Items from a data source
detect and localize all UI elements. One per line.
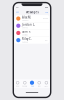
staticText: Thanks! [22,20,28,22]
staticText: Sam P. [22,30,31,34]
button[interactable]: Sam P. [15,30,49,36]
staticText: Sent files [22,34,28,36]
staticText: Edit [16,11,18,13]
button[interactable]: Files [36,80,43,87]
staticText: Catch up [22,41,28,43]
button[interactable]: Edit [16,11,19,13]
staticText: Jordan L. [22,23,35,26]
button[interactable]: Jordan L. [15,22,49,29]
button[interactable]: New [44,11,48,13]
staticText: Chat [30,85,34,87]
staticText: More [44,85,48,87]
staticText: See you [22,27,28,29]
staticText: 9:24 AM [43,18,48,20]
staticText: Messages [26,10,38,14]
staticText: New [45,11,48,13]
staticText: Mon [45,39,48,41]
staticText: People [22,85,27,87]
staticText: Files [38,85,41,87]
staticText: Riley C. [22,37,32,41]
button[interactable]: Chat [28,80,36,87]
button[interactable]: Riley C. [15,37,49,44]
button[interactable]: Inbox [14,80,21,87]
button[interactable]: Alex M. [15,15,49,22]
button[interactable]: More [43,80,50,87]
button[interactable]: People [21,80,28,87]
staticText: 9:41 [16,6,19,8]
staticText: Alex M. [22,16,31,19]
staticText: Inbox [16,85,20,87]
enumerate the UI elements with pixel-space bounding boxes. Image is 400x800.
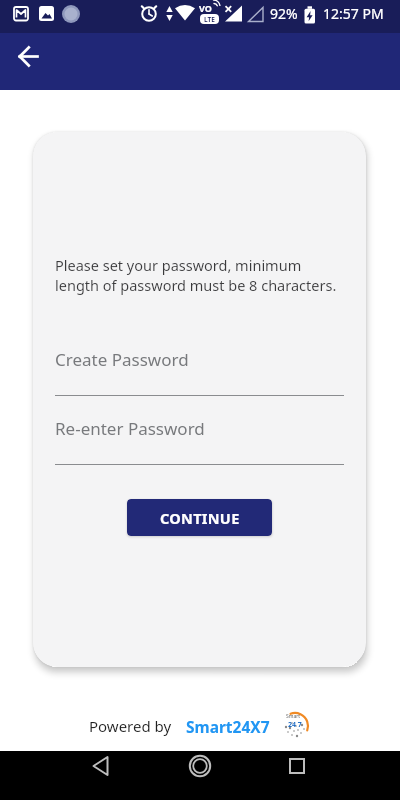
staticText: VO [199, 2, 212, 14]
button[interactable]: Smart24X7 [186, 716, 270, 737]
button[interactable]: Create Password [55, 348, 344, 396]
button[interactable] [265, 754, 329, 778]
staticText: 12:57 PM [323, 4, 384, 23]
staticText: Please set your password, minimum length… [55, 255, 337, 296]
staticText: CONTINUE [160, 508, 240, 528]
button[interactable] [71, 754, 135, 778]
button[interactable]: Re-enter Password [55, 417, 344, 465]
staticText: Create Password [55, 348, 189, 371]
staticText: Smart [286, 713, 301, 720]
staticText: 92% [270, 4, 298, 23]
staticText: Powered by [89, 716, 172, 736]
button[interactable]: CONTINUE [127, 499, 272, 536]
button[interactable] [9, 35, 53, 79]
button[interactable] [168, 754, 232, 778]
staticText: Re-enter Password [55, 417, 205, 440]
staticText: LTE [204, 15, 215, 24]
staticText: 24 7 [288, 720, 302, 730]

> **EXERCISE PROMPT**
Render every line of the items above as a JSON list of strings, one string per line, skipping blank lines. Leave the pictures out.

> **SOLUTION BELOW**
[
  "detect and localize all UI elements. One per line.",
  "staticText: Thanks! [22,20,28,22]",
  "staticText: Sam P. [22,30,31,34]",
  "button[interactable]: Sam P. [15,30,49,36]",
  "staticText: Sent files [22,34,28,36]",
  "staticText: Edit [16,11,18,13]",
  "button[interactable]: Files [36,80,43,87]",
  "staticText: Catch up [22,41,28,43]",
  "button[interactable]: Edit [16,11,19,13]",
  "staticText: Jordan L. [22,23,35,26]",
  "button[interactable]: Jordan L. [15,22,49,29]",
  "button[interactable]: New [44,11,48,13]",
  "staticText: Chat [30,85,34,87]",
  "staticText: More [44,85,48,87]",
  "staticText: See you [22,27,28,29]",
  "staticText: 9:24 AM [43,18,48,20]",
  "staticText: Messages [26,10,38,14]",
  "staticText: New [45,11,48,13]",
  "staticText: Mon [45,39,48,41]",
  "staticText: People [22,85,27,87]",
  "staticText: Files [38,85,41,87]",
  "staticText: Riley C. [22,37,32,41]",
  "button[interactable]: Chat [28,80,36,87]",
  "button[interactable]: Riley C. [15,37,49,44]",
  "button[interactable]: Inbox [14,80,21,87]",
  "button[interactable]: Alex M. [15,15,49,22]",
  "button[interactable]: More [43,80,50,87]",
  "button[interactable]: People [21,80,28,87]",
  "staticText: 9:41 [16,6,19,8]",
  "staticText: Alex M. [22,16,31,19]",
  "staticText: Inbox [16,85,20,87]",
  "enumerate the UI elements with pixel-space bounding boxes. Image is 400x800.",
  "staticText: VO [199, 2, 212, 14]",
  "button[interactable]: Smart24X7 [186, 716, 270, 737]",
  "button[interactable]: Create Password [55, 348, 344, 396]",
  "button[interactable] [265, 754, 329, 778]",
  "staticText: 12:57 PM [323, 4, 384, 23]",
  "staticText: Please set your password, minimum length… [55, 255, 337, 296]",
  "staticText: CONTINUE [160, 508, 240, 528]",
  "button[interactable] [71, 754, 135, 778]",
  "button[interactable]: Re-enter Password [55, 417, 344, 465]",
  "staticText: Create Password [55, 348, 189, 371]",
  "staticText: Smart [286, 713, 301, 720]",
  "staticText: 92% [270, 4, 298, 23]",
  "staticText: Powered by [89, 716, 172, 736]",
  "button[interactable]: CONTINUE [127, 499, 272, 536]",
  "button[interactable] [9, 35, 53, 79]",
  "button[interactable] [168, 754, 232, 778]",
  "staticText: Re-enter Password [55, 417, 205, 440]",
  "staticText: LTE [204, 15, 215, 24]",
  "staticText: 24 7 [288, 720, 302, 730]"
]